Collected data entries
•••

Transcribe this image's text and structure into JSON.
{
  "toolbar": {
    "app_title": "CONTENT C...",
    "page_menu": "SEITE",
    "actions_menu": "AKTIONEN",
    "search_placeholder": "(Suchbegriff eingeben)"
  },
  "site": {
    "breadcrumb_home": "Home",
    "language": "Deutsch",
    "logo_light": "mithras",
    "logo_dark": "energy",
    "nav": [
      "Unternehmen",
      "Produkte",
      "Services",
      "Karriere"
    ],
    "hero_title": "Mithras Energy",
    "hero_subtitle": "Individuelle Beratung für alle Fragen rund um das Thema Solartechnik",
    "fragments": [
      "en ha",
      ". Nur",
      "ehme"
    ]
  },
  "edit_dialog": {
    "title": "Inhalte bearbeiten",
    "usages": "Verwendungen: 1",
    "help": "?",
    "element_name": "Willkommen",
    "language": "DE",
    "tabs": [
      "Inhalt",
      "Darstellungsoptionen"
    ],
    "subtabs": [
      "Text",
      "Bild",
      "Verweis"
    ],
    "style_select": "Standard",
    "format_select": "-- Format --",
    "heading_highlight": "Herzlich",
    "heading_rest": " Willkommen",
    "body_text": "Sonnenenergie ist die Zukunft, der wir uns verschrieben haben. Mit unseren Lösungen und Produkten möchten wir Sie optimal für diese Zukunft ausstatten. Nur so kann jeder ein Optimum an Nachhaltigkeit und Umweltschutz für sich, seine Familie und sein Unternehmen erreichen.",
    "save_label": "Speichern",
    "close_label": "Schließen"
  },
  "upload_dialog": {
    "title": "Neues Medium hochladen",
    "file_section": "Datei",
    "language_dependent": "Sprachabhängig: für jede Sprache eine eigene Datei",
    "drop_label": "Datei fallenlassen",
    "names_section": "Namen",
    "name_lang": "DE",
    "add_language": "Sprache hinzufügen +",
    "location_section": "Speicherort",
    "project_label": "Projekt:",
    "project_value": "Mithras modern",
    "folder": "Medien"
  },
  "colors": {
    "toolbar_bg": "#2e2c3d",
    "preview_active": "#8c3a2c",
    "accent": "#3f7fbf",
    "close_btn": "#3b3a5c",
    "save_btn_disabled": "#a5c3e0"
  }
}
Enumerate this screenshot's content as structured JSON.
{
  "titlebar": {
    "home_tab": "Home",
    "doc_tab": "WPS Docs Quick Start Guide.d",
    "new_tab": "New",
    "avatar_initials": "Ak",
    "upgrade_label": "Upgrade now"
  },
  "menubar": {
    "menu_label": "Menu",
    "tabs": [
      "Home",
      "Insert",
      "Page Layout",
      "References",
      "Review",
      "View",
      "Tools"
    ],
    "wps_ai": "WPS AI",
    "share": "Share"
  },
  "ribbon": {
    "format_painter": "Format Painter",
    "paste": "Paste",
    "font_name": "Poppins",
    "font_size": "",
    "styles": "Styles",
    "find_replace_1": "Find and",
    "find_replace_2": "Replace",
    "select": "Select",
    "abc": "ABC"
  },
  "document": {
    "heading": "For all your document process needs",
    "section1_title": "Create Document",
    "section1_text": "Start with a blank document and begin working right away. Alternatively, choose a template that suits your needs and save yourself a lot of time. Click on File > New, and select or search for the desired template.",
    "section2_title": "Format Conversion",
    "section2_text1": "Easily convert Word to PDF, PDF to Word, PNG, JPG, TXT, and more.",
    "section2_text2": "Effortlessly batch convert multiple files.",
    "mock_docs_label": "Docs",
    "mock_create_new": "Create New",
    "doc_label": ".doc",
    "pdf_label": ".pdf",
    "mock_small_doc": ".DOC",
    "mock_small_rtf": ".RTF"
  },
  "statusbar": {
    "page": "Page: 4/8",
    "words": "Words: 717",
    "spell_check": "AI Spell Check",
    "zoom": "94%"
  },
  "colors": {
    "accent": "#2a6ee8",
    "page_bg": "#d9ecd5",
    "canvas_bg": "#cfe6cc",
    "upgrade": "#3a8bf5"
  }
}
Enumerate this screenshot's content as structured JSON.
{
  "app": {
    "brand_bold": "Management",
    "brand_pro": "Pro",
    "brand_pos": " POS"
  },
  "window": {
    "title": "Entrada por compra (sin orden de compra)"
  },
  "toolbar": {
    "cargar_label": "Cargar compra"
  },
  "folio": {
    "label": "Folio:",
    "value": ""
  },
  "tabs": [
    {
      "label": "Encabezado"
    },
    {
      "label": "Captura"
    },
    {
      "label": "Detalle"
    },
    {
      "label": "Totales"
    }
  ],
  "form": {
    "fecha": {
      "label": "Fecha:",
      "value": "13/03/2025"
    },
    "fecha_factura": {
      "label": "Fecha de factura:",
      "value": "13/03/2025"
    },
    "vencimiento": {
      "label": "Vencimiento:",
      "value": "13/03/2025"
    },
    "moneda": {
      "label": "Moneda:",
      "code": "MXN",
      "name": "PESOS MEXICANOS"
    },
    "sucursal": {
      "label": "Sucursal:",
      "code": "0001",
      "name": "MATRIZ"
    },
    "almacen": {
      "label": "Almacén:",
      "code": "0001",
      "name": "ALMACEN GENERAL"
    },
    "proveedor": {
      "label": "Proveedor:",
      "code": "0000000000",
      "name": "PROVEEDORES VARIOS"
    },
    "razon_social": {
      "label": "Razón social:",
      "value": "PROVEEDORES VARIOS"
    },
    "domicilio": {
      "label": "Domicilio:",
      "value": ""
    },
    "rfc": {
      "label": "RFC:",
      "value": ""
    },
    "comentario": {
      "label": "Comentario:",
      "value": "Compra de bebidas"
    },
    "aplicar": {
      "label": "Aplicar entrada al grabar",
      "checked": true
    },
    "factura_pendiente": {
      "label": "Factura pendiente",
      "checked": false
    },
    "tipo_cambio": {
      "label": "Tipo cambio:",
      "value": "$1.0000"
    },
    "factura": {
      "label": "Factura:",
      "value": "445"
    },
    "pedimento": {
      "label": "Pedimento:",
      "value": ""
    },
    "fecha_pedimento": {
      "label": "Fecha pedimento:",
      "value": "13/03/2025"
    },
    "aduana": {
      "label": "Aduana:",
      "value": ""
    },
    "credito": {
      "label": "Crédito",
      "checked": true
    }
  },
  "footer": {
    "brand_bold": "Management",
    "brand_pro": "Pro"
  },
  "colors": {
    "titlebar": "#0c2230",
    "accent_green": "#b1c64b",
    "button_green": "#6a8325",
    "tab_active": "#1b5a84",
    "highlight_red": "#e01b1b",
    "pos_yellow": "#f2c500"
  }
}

•••

Quote the listing in full, please, keeping every line exact.

Transcribe this image's text and structure into JSON.
{
  "toolbar": {
    "app_title": "CONTENT C...",
    "page_menu": "SEITE",
    "actions_menu": "AKTIONEN",
    "search_placeholder": "(Suchbegriff eingeben)"
  },
  "site": {
    "breadcrumb_home": "Home",
    "language": "Deutsch",
    "logo_light": "mithras",
    "logo_dark": "energy",
    "nav": [
      "Unternehmen",
      "Produkte",
      "Services",
      "Karriere"
    ],
    "hero_title": "Mithras Energy",
    "hero_subtitle": "Individuelle Beratung für alle Fragen rund um das Thema Solartechnik",
    "fragments": [
      "en ha",
      ". Nur",
      "ehme"
    ]
  },
  "edit_dialog": {
    "title": "Inhalte bearbeiten",
    "usages": "Verwendungen: 1",
    "help": "?",
    "element_name": "Willkommen",
    "language": "DE",
    "tabs": [
      "Inhalt",
      "Darstellungsoptionen"
    ],
    "subtabs": [
      "Text",
      "Bild",
      "Verweis"
    ],
    "style_select": "Standard",
    "format_select": "-- Format --",
    "heading_highlight": "Herzlich",
    "heading_rest": " Willkommen",
    "body_text": "Sonnenenergie ist die Zukunft, der wir uns verschrieben haben. Mit unseren Lösungen und Produkten möchten wir Sie optimal für diese Zukunft ausstatten. Nur so kann jeder ein Optimum an Nachhaltigkeit und Umweltschutz für sich, seine Familie und sein Unternehmen erreichen.",
    "save_label": "Speichern",
    "close_label": "Schließen"
  },
  "upload_dialog": {
    "title": "Neues Medium hochladen",
    "file_section": "Datei",
    "language_dependent": "Sprachabhängig: für jede Sprache eine eigene Datei",
    "drop_label": "Datei fallenlassen",
    "names_section": "Namen",
    "name_lang": "DE",
    "add_language": "Sprache hinzufügen +",
    "location_section": "Speicherort",
    "project_label": "Projekt:",
    "project_value": "Mithras modern",
    "folder": "Medien"
  },
  "colors": {
    "toolbar_bg": "#2e2c3d",
    "preview_active": "#8c3a2c",
    "accent": "#3f7fbf",
    "close_btn": "#3b3a5c",
    "save_btn_disabled": "#a5c3e0"
  }
}
Enumerate this screenshot's content as structured JSON.
{
  "titlebar": {
    "home_tab": "Home",
    "doc_tab": "WPS Docs Quick Start Guide.d",
    "new_tab": "New",
    "avatar_initials": "Ak",
    "upgrade_label": "Upgrade now"
  },
  "menubar": {
    "menu_label": "Menu",
    "tabs": [
      "Home",
      "Insert",
      "Page Layout",
      "References",
      "Review",
      "View",
      "Tools"
    ],
    "wps_ai": "WPS AI",
    "share": "Share"
  },
  "ribbon": {
    "format_painter": "Format Painter",
    "paste": "Paste",
    "font_name": "Poppins",
    "font_size": "",
    "styles": "Styles",
    "find_replace_1": "Find and",
    "find_replace_2": "Replace",
    "select": "Select",
    "abc": "ABC"
  },
  "document": {
    "heading": "For all your document process needs",
    "section1_title": "Create Document",
    "section1_text": "Start with a blank document and begin working right away. Alternatively, choose a template that suits your needs and save yourself a lot of time. Click on File > New, and select or search for the desired template.",
    "section2_title": "Format Conversion",
    "section2_text1": "Easily convert Word to PDF, PDF to Word, PNG, JPG, TXT, and more.",
    "section2_text2": "Effortlessly batch convert multiple files.",
    "mock_docs_label": "Docs",
    "mock_create_new": "Create New",
    "doc_label": ".doc",
    "pdf_label": ".pdf",
    "mock_small_doc": ".DOC",
    "mock_small_rtf": ".RTF"
  },
  "statusbar": {
    "page": "Page: 4/8",
    "words": "Words: 717",
    "spell_check": "AI Spell Check",
    "zoom": "94%"
  },
  "colors": {
    "accent": "#2a6ee8",
    "page_bg": "#d9ecd5",
    "canvas_bg": "#cfe6cc",
    "upgrade": "#3a8bf5"
  }
}
Enumerate this screenshot's content as structured JSON.
{
  "app": {
    "brand_bold": "Management",
    "brand_pro": "Pro",
    "brand_pos": " POS"
  },
  "window": {
    "title": "Entrada por compra (sin orden de compra)"
  },
  "toolbar": {
    "cargar_label": "Cargar compra"
  },
  "folio": {
    "label": "Folio:",
    "value": ""
  },
  "tabs": [
    {
      "label": "Encabezado"
    },
    {
      "label": "Captura"
    },
    {
      "label": "Detalle"
    },
    {
      "label": "Totales"
    }
  ],
  "form": {
    "fecha": {
      "label": "Fecha:",
      "value": "13/03/2025"
    },
    "fecha_factura": {
      "label": "Fecha de factura:",
      "value": "13/03/2025"
    },
    "vencimiento": {
      "label": "Vencimiento:",
      "value": "13/03/2025"
    },
    "moneda": {
      "label": "Moneda:",
      "code": "MXN",
      "name": "PESOS MEXICANOS"
    },
    "sucursal": {
      "label": "Sucursal:",
      "code": "0001",
      "name": "MATRIZ"
    },
    "almacen": {
      "label": "Almacén:",
      "code": "0001",
      "name": "ALMACEN GENERAL"
    },
    "proveedor": {
      "label": "Proveedor:",
      "code": "0000000000",
      "name": "PROVEEDORES VARIOS"
    },
    "razon_social": {
      "label": "Razón social:",
      "value": "PROVEEDORES VARIOS"
    },
    "domicilio": {
      "label": "Domicilio:",
      "value": ""
    },
    "rfc": {
      "label": "RFC:",
      "value": ""
    },
    "comentario": {
      "label": "Comentario:",
      "value": "Compra de bebidas"
    },
    "aplicar": {
      "label": "Aplicar entrada al grabar",
      "checked": true
    },
    "factura_pendiente": {
      "label": "Factura pendiente",
      "checked": false
    },
    "tipo_cambio": {
      "label": "Tipo cambio:",
      "value": "$1.0000"
    },
    "factura": {
      "label": "Factura:",
      "value": "445"
    },
    "pedimento": {
      "label": "Pedimento:",
      "value": ""
    },
    "fecha_pedimento": {
      "label": "Fecha pedimento:",
      "value": "13/03/2025"
    },
    "aduana": {
      "label": "Aduana:",
      "value": ""
    },
    "credito": {
      "label": "Crédito",
      "checked": true
    }
  },
  "footer": {
    "brand_bold": "Management",
    "brand_pro": "Pro"
  },
  "colors": {
    "titlebar": "#0c2230",
    "accent_green": "#b1c64b",
    "button_green": "#6a8325",
    "tab_active": "#1b5a84",
    "highlight_red": "#e01b1b",
    "pos_yellow": "#f2c500"
  }
}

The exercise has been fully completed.